-- Provided material --
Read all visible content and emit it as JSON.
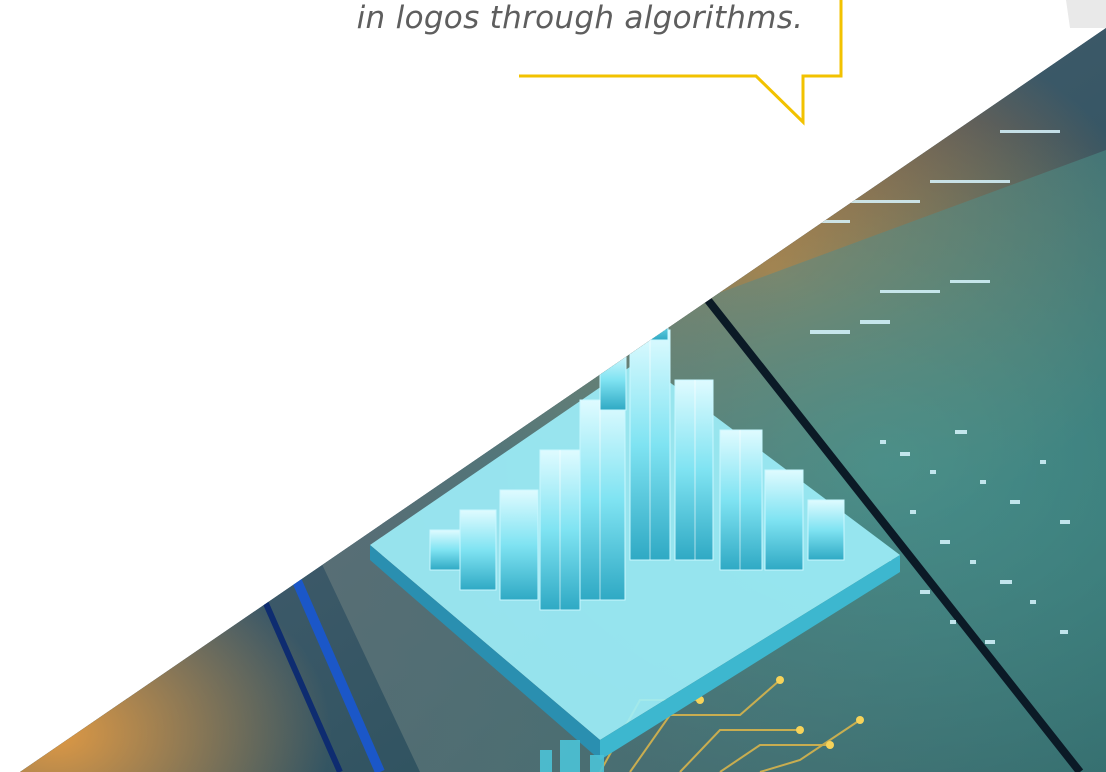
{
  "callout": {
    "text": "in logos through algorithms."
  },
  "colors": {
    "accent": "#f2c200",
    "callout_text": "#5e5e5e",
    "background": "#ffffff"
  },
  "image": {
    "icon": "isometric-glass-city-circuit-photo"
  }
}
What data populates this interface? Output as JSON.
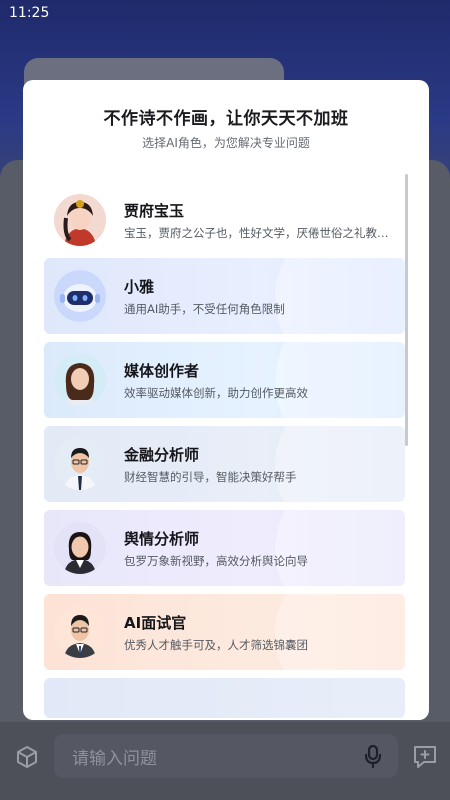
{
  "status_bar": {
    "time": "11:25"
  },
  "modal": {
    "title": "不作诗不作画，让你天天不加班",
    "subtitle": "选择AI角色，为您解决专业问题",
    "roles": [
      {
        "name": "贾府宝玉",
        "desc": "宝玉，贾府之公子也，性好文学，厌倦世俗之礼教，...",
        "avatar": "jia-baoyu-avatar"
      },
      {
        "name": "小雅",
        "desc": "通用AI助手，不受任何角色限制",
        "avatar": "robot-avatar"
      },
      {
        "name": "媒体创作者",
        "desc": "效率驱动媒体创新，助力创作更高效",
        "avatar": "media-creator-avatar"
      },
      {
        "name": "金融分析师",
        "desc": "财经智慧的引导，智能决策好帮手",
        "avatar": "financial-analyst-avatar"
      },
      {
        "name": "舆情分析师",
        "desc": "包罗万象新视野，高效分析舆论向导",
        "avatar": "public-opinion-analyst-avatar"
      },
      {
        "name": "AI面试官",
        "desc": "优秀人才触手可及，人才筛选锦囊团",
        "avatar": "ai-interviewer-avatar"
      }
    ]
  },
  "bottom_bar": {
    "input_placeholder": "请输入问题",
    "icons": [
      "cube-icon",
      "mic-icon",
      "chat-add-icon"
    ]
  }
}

-- Aim of the task --
With the pictures left out, please output each line from the one containing "What data populates" through the end of the entries, exactly as it is.

-- Reply --
What data populates this interface? Output as JSON.
{
  "status_bar": {
    "time": "11:25"
  },
  "modal": {
    "title": "不作诗不作画，让你天天不加班",
    "subtitle": "选择AI角色，为您解决专业问题",
    "roles": [
      {
        "name": "贾府宝玉",
        "desc": "宝玉，贾府之公子也，性好文学，厌倦世俗之礼教，...",
        "avatar": "jia-baoyu-avatar"
      },
      {
        "name": "小雅",
        "desc": "通用AI助手，不受任何角色限制",
        "avatar": "robot-avatar"
      },
      {
        "name": "媒体创作者",
        "desc": "效率驱动媒体创新，助力创作更高效",
        "avatar": "media-creator-avatar"
      },
      {
        "name": "金融分析师",
        "desc": "财经智慧的引导，智能决策好帮手",
        "avatar": "financial-analyst-avatar"
      },
      {
        "name": "舆情分析师",
        "desc": "包罗万象新视野，高效分析舆论向导",
        "avatar": "public-opinion-analyst-avatar"
      },
      {
        "name": "AI面试官",
        "desc": "优秀人才触手可及，人才筛选锦囊团",
        "avatar": "ai-interviewer-avatar"
      }
    ]
  },
  "bottom_bar": {
    "input_placeholder": "请输入问题",
    "icons": [
      "cube-icon",
      "mic-icon",
      "chat-add-icon"
    ]
  }
}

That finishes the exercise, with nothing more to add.